Stored data entries
————————

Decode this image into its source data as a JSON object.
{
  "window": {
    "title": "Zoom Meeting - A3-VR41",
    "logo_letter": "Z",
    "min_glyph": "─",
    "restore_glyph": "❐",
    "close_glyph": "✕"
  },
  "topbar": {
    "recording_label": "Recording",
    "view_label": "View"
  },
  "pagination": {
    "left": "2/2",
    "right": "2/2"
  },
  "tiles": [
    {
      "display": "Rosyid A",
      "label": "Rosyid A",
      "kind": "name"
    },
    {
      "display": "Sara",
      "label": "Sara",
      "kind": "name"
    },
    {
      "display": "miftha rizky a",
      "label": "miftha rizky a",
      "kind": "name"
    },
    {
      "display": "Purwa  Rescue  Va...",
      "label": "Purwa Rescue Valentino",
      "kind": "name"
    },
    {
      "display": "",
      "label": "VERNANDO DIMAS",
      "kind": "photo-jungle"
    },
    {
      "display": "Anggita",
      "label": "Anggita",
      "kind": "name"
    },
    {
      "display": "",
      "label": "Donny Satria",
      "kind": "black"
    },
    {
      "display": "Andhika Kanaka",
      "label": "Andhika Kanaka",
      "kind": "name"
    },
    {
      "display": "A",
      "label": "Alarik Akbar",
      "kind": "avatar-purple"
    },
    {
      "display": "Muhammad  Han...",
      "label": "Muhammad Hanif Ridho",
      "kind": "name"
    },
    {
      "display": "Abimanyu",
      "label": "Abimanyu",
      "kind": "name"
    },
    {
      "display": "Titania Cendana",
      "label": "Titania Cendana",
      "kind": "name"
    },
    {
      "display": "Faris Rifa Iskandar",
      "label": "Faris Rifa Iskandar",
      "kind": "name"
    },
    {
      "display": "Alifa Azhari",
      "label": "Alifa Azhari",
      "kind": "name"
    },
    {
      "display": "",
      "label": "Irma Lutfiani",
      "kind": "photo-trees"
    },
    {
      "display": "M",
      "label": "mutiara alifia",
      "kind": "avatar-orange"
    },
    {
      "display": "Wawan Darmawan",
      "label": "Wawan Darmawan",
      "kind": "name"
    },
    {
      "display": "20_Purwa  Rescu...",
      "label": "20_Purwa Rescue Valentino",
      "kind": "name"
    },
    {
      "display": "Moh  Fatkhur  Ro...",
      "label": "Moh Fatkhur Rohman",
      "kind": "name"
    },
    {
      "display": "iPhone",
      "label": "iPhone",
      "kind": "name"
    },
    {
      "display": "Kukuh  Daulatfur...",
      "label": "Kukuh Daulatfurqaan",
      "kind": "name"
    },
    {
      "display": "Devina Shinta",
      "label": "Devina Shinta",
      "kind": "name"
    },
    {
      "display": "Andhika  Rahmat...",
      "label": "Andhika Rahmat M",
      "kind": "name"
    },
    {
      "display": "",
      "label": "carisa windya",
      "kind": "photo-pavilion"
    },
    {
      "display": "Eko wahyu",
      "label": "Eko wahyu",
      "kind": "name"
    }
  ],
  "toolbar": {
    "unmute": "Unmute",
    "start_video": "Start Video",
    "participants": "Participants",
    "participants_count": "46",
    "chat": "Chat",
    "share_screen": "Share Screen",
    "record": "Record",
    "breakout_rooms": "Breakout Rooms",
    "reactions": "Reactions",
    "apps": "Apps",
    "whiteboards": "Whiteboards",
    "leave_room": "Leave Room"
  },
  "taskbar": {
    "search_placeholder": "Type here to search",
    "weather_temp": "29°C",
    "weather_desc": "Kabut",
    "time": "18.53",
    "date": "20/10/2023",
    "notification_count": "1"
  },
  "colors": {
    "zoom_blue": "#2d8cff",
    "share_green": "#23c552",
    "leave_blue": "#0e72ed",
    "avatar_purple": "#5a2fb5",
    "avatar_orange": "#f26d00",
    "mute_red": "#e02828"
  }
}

————————

Extract every entry in the listing word for word.

Decode this image into its source data as a JSON object.
{
  "window": {
    "title": "Zoom Meeting - A3-VR41",
    "logo_letter": "Z",
    "min_glyph": "─",
    "restore_glyph": "❐",
    "close_glyph": "✕"
  },
  "topbar": {
    "recording_label": "Recording",
    "view_label": "View"
  },
  "pagination": {
    "left": "2/2",
    "right": "2/2"
  },
  "tiles": [
    {
      "display": "Rosyid A",
      "label": "Rosyid A",
      "kind": "name"
    },
    {
      "display": "Sara",
      "label": "Sara",
      "kind": "name"
    },
    {
      "display": "miftha rizky a",
      "label": "miftha rizky a",
      "kind": "name"
    },
    {
      "display": "Purwa  Rescue  Va...",
      "label": "Purwa Rescue Valentino",
      "kind": "name"
    },
    {
      "display": "",
      "label": "VERNANDO DIMAS",
      "kind": "photo-jungle"
    },
    {
      "display": "Anggita",
      "label": "Anggita",
      "kind": "name"
    },
    {
      "display": "",
      "label": "Donny Satria",
      "kind": "black"
    },
    {
      "display": "Andhika Kanaka",
      "label": "Andhika Kanaka",
      "kind": "name"
    },
    {
      "display": "A",
      "label": "Alarik Akbar",
      "kind": "avatar-purple"
    },
    {
      "display": "Muhammad  Han...",
      "label": "Muhammad Hanif Ridho",
      "kind": "name"
    },
    {
      "display": "Abimanyu",
      "label": "Abimanyu",
      "kind": "name"
    },
    {
      "display": "Titania Cendana",
      "label": "Titania Cendana",
      "kind": "name"
    },
    {
      "display": "Faris Rifa Iskandar",
      "label": "Faris Rifa Iskandar",
      "kind": "name"
    },
    {
      "display": "Alifa Azhari",
      "label": "Alifa Azhari",
      "kind": "name"
    },
    {
      "display": "",
      "label": "Irma Lutfiani",
      "kind": "photo-trees"
    },
    {
      "display": "M",
      "label": "mutiara alifia",
      "kind": "avatar-orange"
    },
    {
      "display": "Wawan Darmawan",
      "label": "Wawan Darmawan",
      "kind": "name"
    },
    {
      "display": "20_Purwa  Rescu...",
      "label": "20_Purwa Rescue Valentino",
      "kind": "name"
    },
    {
      "display": "Moh  Fatkhur  Ro...",
      "label": "Moh Fatkhur Rohman",
      "kind": "name"
    },
    {
      "display": "iPhone",
      "label": "iPhone",
      "kind": "name"
    },
    {
      "display": "Kukuh  Daulatfur...",
      "label": "Kukuh Daulatfurqaan",
      "kind": "name"
    },
    {
      "display": "Devina Shinta",
      "label": "Devina Shinta",
      "kind": "name"
    },
    {
      "display": "Andhika  Rahmat...",
      "label": "Andhika Rahmat M",
      "kind": "name"
    },
    {
      "display": "",
      "label": "carisa windya",
      "kind": "photo-pavilion"
    },
    {
      "display": "Eko wahyu",
      "label": "Eko wahyu",
      "kind": "name"
    }
  ],
  "toolbar": {
    "unmute": "Unmute",
    "start_video": "Start Video",
    "participants": "Participants",
    "participants_count": "46",
    "chat": "Chat",
    "share_screen": "Share Screen",
    "record": "Record",
    "breakout_rooms": "Breakout Rooms",
    "reactions": "Reactions",
    "apps": "Apps",
    "whiteboards": "Whiteboards",
    "leave_room": "Leave Room"
  },
  "taskbar": {
    "search_placeholder": "Type here to search",
    "weather_temp": "29°C",
    "weather_desc": "Kabut",
    "time": "18.53",
    "date": "20/10/2023",
    "notification_count": "1"
  },
  "colors": {
    "zoom_blue": "#2d8cff",
    "share_green": "#23c552",
    "leave_blue": "#0e72ed",
    "avatar_purple": "#5a2fb5",
    "avatar_orange": "#f26d00",
    "mute_red": "#e02828"
  }
}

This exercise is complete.